> **Stated problem**
Extract the full listing verbatim and drop any pictures from your copy.
# start of Data to use
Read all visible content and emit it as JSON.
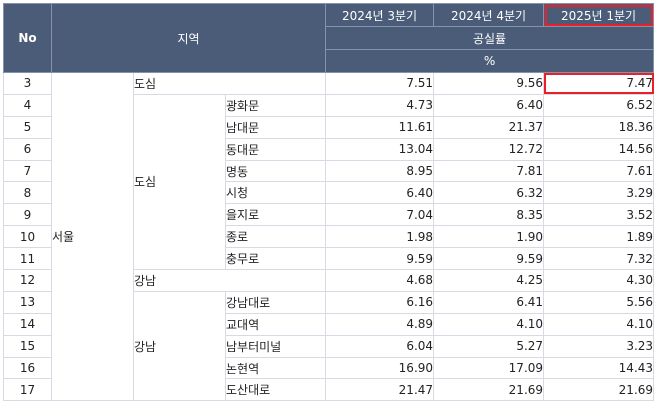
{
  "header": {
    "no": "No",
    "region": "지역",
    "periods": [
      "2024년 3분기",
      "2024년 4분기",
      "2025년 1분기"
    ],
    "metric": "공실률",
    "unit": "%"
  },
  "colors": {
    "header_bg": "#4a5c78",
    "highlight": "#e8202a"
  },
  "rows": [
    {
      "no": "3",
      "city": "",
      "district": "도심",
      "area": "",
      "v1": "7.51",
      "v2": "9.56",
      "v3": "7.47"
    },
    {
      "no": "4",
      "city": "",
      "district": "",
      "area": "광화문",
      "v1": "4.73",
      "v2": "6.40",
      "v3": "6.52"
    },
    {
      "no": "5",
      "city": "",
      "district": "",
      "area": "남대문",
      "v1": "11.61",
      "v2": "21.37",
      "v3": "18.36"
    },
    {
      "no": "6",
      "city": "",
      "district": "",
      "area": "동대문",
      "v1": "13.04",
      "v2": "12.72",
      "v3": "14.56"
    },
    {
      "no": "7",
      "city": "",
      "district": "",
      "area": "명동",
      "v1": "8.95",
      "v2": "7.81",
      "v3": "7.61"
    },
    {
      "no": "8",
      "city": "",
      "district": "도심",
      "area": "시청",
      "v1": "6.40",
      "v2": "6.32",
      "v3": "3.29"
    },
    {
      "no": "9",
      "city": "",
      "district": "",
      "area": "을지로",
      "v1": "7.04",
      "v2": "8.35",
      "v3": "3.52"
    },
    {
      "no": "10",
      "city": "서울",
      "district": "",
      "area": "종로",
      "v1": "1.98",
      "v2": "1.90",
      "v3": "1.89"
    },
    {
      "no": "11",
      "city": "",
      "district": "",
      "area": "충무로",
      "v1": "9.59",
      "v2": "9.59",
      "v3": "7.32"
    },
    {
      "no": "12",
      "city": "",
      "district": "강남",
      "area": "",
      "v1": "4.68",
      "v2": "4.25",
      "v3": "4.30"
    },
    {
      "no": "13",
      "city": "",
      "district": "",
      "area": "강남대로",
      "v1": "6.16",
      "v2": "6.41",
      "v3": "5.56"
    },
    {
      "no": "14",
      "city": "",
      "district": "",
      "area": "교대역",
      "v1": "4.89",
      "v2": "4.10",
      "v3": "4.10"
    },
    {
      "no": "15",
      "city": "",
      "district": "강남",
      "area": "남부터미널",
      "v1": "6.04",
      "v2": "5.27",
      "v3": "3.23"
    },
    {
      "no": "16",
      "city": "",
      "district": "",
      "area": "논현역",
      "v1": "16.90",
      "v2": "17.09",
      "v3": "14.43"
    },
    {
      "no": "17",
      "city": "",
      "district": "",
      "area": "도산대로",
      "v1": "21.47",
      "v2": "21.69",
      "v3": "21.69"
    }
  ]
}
# end of Data to use
> **Solved exercise**
Read all visible content and emit it as JSON.
{
  "header": {
    "no": "No",
    "region": "지역",
    "periods": [
      "2024년 3분기",
      "2024년 4분기",
      "2025년 1분기"
    ],
    "metric": "공실률",
    "unit": "%"
  },
  "colors": {
    "header_bg": "#4a5c78",
    "highlight": "#e8202a"
  },
  "rows": [
    {
      "no": "3",
      "city": "",
      "district": "도심",
      "area": "",
      "v1": "7.51",
      "v2": "9.56",
      "v3": "7.47"
    },
    {
      "no": "4",
      "city": "",
      "district": "",
      "area": "광화문",
      "v1": "4.73",
      "v2": "6.40",
      "v3": "6.52"
    },
    {
      "no": "5",
      "city": "",
      "district": "",
      "area": "남대문",
      "v1": "11.61",
      "v2": "21.37",
      "v3": "18.36"
    },
    {
      "no": "6",
      "city": "",
      "district": "",
      "area": "동대문",
      "v1": "13.04",
      "v2": "12.72",
      "v3": "14.56"
    },
    {
      "no": "7",
      "city": "",
      "district": "",
      "area": "명동",
      "v1": "8.95",
      "v2": "7.81",
      "v3": "7.61"
    },
    {
      "no": "8",
      "city": "",
      "district": "도심",
      "area": "시청",
      "v1": "6.40",
      "v2": "6.32",
      "v3": "3.29"
    },
    {
      "no": "9",
      "city": "",
      "district": "",
      "area": "을지로",
      "v1": "7.04",
      "v2": "8.35",
      "v3": "3.52"
    },
    {
      "no": "10",
      "city": "서울",
      "district": "",
      "area": "종로",
      "v1": "1.98",
      "v2": "1.90",
      "v3": "1.89"
    },
    {
      "no": "11",
      "city": "",
      "district": "",
      "area": "충무로",
      "v1": "9.59",
      "v2": "9.59",
      "v3": "7.32"
    },
    {
      "no": "12",
      "city": "",
      "district": "강남",
      "area": "",
      "v1": "4.68",
      "v2": "4.25",
      "v3": "4.30"
    },
    {
      "no": "13",
      "city": "",
      "district": "",
      "area": "강남대로",
      "v1": "6.16",
      "v2": "6.41",
      "v3": "5.56"
    },
    {
      "no": "14",
      "city": "",
      "district": "",
      "area": "교대역",
      "v1": "4.89",
      "v2": "4.10",
      "v3": "4.10"
    },
    {
      "no": "15",
      "city": "",
      "district": "강남",
      "area": "남부터미널",
      "v1": "6.04",
      "v2": "5.27",
      "v3": "3.23"
    },
    {
      "no": "16",
      "city": "",
      "district": "",
      "area": "논현역",
      "v1": "16.90",
      "v2": "17.09",
      "v3": "14.43"
    },
    {
      "no": "17",
      "city": "",
      "district": "",
      "area": "도산대로",
      "v1": "21.47",
      "v2": "21.69",
      "v3": "21.69"
    }
  ]
}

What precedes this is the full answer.